--- Task to carry out ---
Extract the listing below in full, unchanged.

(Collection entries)
--- Start ---

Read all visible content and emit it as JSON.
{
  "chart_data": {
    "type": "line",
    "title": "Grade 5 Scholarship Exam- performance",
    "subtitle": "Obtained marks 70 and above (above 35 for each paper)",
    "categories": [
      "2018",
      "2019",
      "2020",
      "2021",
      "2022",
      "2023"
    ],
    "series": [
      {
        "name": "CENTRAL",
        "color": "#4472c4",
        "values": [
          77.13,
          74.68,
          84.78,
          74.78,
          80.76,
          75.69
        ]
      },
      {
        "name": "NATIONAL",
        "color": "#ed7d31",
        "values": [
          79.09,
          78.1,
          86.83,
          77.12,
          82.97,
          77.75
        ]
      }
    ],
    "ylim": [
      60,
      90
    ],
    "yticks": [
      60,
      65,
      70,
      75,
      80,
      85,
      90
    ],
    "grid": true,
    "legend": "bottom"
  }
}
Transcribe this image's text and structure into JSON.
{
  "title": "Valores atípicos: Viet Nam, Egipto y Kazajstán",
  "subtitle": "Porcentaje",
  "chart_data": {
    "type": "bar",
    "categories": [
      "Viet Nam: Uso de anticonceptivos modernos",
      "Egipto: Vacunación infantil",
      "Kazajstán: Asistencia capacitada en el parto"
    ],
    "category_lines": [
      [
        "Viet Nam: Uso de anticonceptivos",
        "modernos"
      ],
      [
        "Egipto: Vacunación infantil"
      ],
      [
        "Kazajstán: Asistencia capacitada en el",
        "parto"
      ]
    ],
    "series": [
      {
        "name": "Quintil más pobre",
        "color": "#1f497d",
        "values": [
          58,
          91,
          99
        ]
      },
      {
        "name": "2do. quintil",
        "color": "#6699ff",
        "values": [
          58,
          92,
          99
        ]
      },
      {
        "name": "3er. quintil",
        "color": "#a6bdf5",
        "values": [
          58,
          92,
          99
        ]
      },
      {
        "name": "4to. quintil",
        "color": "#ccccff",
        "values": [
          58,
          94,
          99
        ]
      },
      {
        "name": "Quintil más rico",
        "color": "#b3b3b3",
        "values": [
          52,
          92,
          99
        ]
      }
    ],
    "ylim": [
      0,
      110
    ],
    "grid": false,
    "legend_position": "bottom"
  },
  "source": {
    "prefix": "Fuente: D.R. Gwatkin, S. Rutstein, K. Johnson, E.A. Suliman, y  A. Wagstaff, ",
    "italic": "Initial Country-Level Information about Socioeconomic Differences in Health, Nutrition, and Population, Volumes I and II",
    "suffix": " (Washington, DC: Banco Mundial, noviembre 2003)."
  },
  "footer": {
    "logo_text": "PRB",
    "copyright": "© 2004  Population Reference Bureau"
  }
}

--- End ---

--- The response ---
Read all visible content and emit it as JSON.
{
  "chart_data": {
    "type": "line",
    "title": "Grade 5 Scholarship Exam- performance",
    "subtitle": "Obtained marks 70 and above (above 35 for each paper)",
    "categories": [
      "2018",
      "2019",
      "2020",
      "2021",
      "2022",
      "2023"
    ],
    "series": [
      {
        "name": "CENTRAL",
        "color": "#4472c4",
        "values": [
          77.13,
          74.68,
          84.78,
          74.78,
          80.76,
          75.69
        ]
      },
      {
        "name": "NATIONAL",
        "color": "#ed7d31",
        "values": [
          79.09,
          78.1,
          86.83,
          77.12,
          82.97,
          77.75
        ]
      }
    ],
    "ylim": [
      60,
      90
    ],
    "yticks": [
      60,
      65,
      70,
      75,
      80,
      85,
      90
    ],
    "grid": true,
    "legend": "bottom"
  }
}
Transcribe this image's text and structure into JSON.
{
  "title": "Valores atípicos: Viet Nam, Egipto y Kazajstán",
  "subtitle": "Porcentaje",
  "chart_data": {
    "type": "bar",
    "categories": [
      "Viet Nam: Uso de anticonceptivos modernos",
      "Egipto: Vacunación infantil",
      "Kazajstán: Asistencia capacitada en el parto"
    ],
    "category_lines": [
      [
        "Viet Nam: Uso de anticonceptivos",
        "modernos"
      ],
      [
        "Egipto: Vacunación infantil"
      ],
      [
        "Kazajstán: Asistencia capacitada en el",
        "parto"
      ]
    ],
    "series": [
      {
        "name": "Quintil más pobre",
        "color": "#1f497d",
        "values": [
          58,
          91,
          99
        ]
      },
      {
        "name": "2do. quintil",
        "color": "#6699ff",
        "values": [
          58,
          92,
          99
        ]
      },
      {
        "name": "3er. quintil",
        "color": "#a6bdf5",
        "values": [
          58,
          92,
          99
        ]
      },
      {
        "name": "4to. quintil",
        "color": "#ccccff",
        "values": [
          58,
          94,
          99
        ]
      },
      {
        "name": "Quintil más rico",
        "color": "#b3b3b3",
        "values": [
          52,
          92,
          99
        ]
      }
    ],
    "ylim": [
      0,
      110
    ],
    "grid": false,
    "legend_position": "bottom"
  },
  "source": {
    "prefix": "Fuente: D.R. Gwatkin, S. Rutstein, K. Johnson, E.A. Suliman, y  A. Wagstaff, ",
    "italic": "Initial Country-Level Information about Socioeconomic Differences in Health, Nutrition, and Population, Volumes I and II",
    "suffix": " (Washington, DC: Banco Mundial, noviembre 2003)."
  },
  "footer": {
    "logo_text": "PRB",
    "copyright": "© 2004  Population Reference Bureau"
  }
}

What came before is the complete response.